WORK TO DO
Transcribe all of the records precisely as they are presented.

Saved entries
━━━━━━━━━━

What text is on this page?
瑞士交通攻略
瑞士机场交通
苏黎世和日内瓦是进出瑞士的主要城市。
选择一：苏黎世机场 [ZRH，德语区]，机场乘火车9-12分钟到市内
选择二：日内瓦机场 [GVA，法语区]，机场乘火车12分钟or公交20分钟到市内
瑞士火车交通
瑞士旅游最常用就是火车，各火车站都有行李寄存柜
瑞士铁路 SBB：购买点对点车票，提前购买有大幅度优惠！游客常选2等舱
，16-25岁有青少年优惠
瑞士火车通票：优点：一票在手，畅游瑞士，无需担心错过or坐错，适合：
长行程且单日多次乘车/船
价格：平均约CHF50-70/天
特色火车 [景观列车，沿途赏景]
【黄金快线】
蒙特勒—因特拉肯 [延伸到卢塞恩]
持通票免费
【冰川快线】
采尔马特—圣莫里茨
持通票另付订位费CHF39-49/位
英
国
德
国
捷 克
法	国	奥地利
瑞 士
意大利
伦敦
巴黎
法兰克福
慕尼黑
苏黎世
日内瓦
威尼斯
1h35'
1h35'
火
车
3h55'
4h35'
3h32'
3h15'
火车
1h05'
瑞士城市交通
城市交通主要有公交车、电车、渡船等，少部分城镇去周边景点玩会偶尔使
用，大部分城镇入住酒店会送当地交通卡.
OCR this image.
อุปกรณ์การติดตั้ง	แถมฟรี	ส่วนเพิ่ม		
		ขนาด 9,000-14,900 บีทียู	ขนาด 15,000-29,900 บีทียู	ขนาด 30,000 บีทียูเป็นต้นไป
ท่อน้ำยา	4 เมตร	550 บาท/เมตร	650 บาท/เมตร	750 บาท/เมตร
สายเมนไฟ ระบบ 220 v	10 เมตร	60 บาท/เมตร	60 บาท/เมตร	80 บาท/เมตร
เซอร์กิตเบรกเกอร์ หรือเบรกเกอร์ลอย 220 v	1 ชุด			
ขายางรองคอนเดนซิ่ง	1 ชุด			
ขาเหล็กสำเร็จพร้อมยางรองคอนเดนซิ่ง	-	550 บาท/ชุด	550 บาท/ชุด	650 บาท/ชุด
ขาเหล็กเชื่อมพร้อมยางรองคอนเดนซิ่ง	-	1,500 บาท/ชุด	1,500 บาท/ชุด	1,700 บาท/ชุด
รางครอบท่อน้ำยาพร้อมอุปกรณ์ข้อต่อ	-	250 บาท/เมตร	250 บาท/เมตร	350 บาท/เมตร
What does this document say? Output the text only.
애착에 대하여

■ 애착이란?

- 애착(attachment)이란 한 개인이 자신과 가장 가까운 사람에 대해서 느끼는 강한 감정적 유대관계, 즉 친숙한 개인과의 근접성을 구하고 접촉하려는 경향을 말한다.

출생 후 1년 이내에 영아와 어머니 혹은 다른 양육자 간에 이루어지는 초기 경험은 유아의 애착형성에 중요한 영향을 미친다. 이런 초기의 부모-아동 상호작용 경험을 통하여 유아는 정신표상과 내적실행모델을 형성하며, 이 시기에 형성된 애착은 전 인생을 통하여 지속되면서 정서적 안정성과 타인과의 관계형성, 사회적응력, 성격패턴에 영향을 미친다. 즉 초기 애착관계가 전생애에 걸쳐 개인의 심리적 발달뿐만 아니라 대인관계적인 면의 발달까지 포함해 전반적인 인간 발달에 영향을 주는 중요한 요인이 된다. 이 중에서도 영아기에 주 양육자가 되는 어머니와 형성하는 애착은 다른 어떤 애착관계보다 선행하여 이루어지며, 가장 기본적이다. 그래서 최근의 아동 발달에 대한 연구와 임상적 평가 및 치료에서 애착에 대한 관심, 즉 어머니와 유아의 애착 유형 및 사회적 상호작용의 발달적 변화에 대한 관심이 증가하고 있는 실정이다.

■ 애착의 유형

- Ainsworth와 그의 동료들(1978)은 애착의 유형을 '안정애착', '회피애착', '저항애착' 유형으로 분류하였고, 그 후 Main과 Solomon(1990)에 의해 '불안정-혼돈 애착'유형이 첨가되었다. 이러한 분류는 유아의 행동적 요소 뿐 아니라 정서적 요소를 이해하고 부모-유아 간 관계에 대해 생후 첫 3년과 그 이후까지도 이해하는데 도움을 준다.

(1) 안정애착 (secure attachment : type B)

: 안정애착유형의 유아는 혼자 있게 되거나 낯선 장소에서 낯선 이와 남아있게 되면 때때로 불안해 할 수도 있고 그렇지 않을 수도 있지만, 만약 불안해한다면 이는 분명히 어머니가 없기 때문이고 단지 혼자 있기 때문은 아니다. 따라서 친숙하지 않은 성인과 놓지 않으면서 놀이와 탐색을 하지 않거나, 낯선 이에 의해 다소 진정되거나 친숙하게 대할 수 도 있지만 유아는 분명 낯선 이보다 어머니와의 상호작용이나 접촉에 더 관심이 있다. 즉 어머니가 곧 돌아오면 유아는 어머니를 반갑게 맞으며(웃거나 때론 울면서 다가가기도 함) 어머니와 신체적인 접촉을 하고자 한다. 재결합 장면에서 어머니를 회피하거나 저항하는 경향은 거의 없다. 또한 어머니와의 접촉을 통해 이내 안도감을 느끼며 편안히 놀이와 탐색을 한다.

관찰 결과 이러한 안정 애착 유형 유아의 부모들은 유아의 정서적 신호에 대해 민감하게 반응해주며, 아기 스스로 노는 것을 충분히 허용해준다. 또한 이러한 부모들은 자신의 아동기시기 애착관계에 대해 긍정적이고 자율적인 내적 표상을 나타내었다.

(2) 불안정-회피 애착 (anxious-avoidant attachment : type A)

━━━━━━━━━━

COMPLETE RESPONSE
What text is on this page?
瑞士交通攻略
瑞士机场交通
苏黎世和日内瓦是进出瑞士的主要城市。
选择一：苏黎世机场 [ZRH，德语区]，机场乘火车9-12分钟到市内
选择二：日内瓦机场 [GVA，法语区]，机场乘火车12分钟or公交20分钟到市内
瑞士火车交通
瑞士旅游最常用就是火车，各火车站都有行李寄存柜
瑞士铁路 SBB：购买点对点车票，提前购买有大幅度优惠！游客常选2等舱
，16-25岁有青少年优惠
瑞士火车通票：优点：一票在手，畅游瑞士，无需担心错过or坐错，适合：
长行程且单日多次乘车/船
价格：平均约CHF50-70/天
特色火车 [景观列车，沿途赏景]
【黄金快线】
蒙特勒—因特拉肯 [延伸到卢塞恩]
持通票免费
【冰川快线】
采尔马特—圣莫里茨
持通票另付订位费CHF39-49/位
英
国
德
国
捷 克
法	国	奥地利
瑞 士
意大利
伦敦
巴黎
法兰克福
慕尼黑
苏黎世
日内瓦
威尼斯
1h35'
1h35'
火
车
3h55'
4h35'
3h32'
3h15'
火车
1h05'
瑞士城市交通
城市交通主要有公交车、电车、渡船等，少部分城镇去周边景点玩会偶尔使
用，大部分城镇入住酒店会送当地交通卡.
OCR this image.
อุปกรณ์การติดตั้ง	แถมฟรี	ส่วนเพิ่ม		
		ขนาด 9,000-14,900 บีทียู	ขนาด 15,000-29,900 บีทียู	ขนาด 30,000 บีทียูเป็นต้นไป
ท่อน้ำยา	4 เมตร	550 บาท/เมตร	650 บาท/เมตร	750 บาท/เมตร
สายเมนไฟ ระบบ 220 v	10 เมตร	60 บาท/เมตร	60 บาท/เมตร	80 บาท/เมตร
เซอร์กิตเบรกเกอร์ หรือเบรกเกอร์ลอย 220 v	1 ชุด			
ขายางรองคอนเดนซิ่ง	1 ชุด			
ขาเหล็กสำเร็จพร้อมยางรองคอนเดนซิ่ง	-	550 บาท/ชุด	550 บาท/ชุด	650 บาท/ชุด
ขาเหล็กเชื่อมพร้อมยางรองคอนเดนซิ่ง	-	1,500 บาท/ชุด	1,500 บาท/ชุด	1,700 บาท/ชุด
รางครอบท่อน้ำยาพร้อมอุปกรณ์ข้อต่อ	-	250 บาท/เมตร	250 บาท/เมตร	350 บาท/เมตร
What does this document say? Output the text only.
애착에 대하여

■ 애착이란?

- 애착(attachment)이란 한 개인이 자신과 가장 가까운 사람에 대해서 느끼는 강한 감정적 유대관계, 즉 친숙한 개인과의 근접성을 구하고 접촉하려는 경향을 말한다.

출생 후 1년 이내에 영아와 어머니 혹은 다른 양육자 간에 이루어지는 초기 경험은 유아의 애착형성에 중요한 영향을 미친다. 이런 초기의 부모-아동 상호작용 경험을 통하여 유아는 정신표상과 내적실행모델을 형성하며, 이 시기에 형성된 애착은 전 인생을 통하여 지속되면서 정서적 안정성과 타인과의 관계형성, 사회적응력, 성격패턴에 영향을 미친다. 즉 초기 애착관계가 전생애에 걸쳐 개인의 심리적 발달뿐만 아니라 대인관계적인 면의 발달까지 포함해 전반적인 인간 발달에 영향을 주는 중요한 요인이 된다. 이 중에서도 영아기에 주 양육자가 되는 어머니와 형성하는 애착은 다른 어떤 애착관계보다 선행하여 이루어지며, 가장 기본적이다. 그래서 최근의 아동 발달에 대한 연구와 임상적 평가 및 치료에서 애착에 대한 관심, 즉 어머니와 유아의 애착 유형 및 사회적 상호작용의 발달적 변화에 대한 관심이 증가하고 있는 실정이다.

■ 애착의 유형

- Ainsworth와 그의 동료들(1978)은 애착의 유형을 '안정애착', '회피애착', '저항애착' 유형으로 분류하였고, 그 후 Main과 Solomon(1990)에 의해 '불안정-혼돈 애착'유형이 첨가되었다. 이러한 분류는 유아의 행동적 요소 뿐 아니라 정서적 요소를 이해하고 부모-유아 간 관계에 대해 생후 첫 3년과 그 이후까지도 이해하는데 도움을 준다.

(1) 안정애착 (secure attachment : type B)

: 안정애착유형의 유아는 혼자 있게 되거나 낯선 장소에서 낯선 이와 남아있게 되면 때때로 불안해 할 수도 있고 그렇지 않을 수도 있지만, 만약 불안해한다면 이는 분명히 어머니가 없기 때문이고 단지 혼자 있기 때문은 아니다. 따라서 친숙하지 않은 성인과 놓지 않으면서 놀이와 탐색을 하지 않거나, 낯선 이에 의해 다소 진정되거나 친숙하게 대할 수 도 있지만 유아는 분명 낯선 이보다 어머니와의 상호작용이나 접촉에 더 관심이 있다. 즉 어머니가 곧 돌아오면 유아는 어머니를 반갑게 맞으며(웃거나 때론 울면서 다가가기도 함) 어머니와 신체적인 접촉을 하고자 한다. 재결합 장면에서 어머니를 회피하거나 저항하는 경향은 거의 없다. 또한 어머니와의 접촉을 통해 이내 안도감을 느끼며 편안히 놀이와 탐색을 한다.

관찰 결과 이러한 안정 애착 유형 유아의 부모들은 유아의 정서적 신호에 대해 민감하게 반응해주며, 아기 스스로 노는 것을 충분히 허용해준다. 또한 이러한 부모들은 자신의 아동기시기 애착관계에 대해 긍정적이고 자율적인 내적 표상을 나타내었다.

(2) 불안정-회피 애착 (anxious-avoidant attachment : type A)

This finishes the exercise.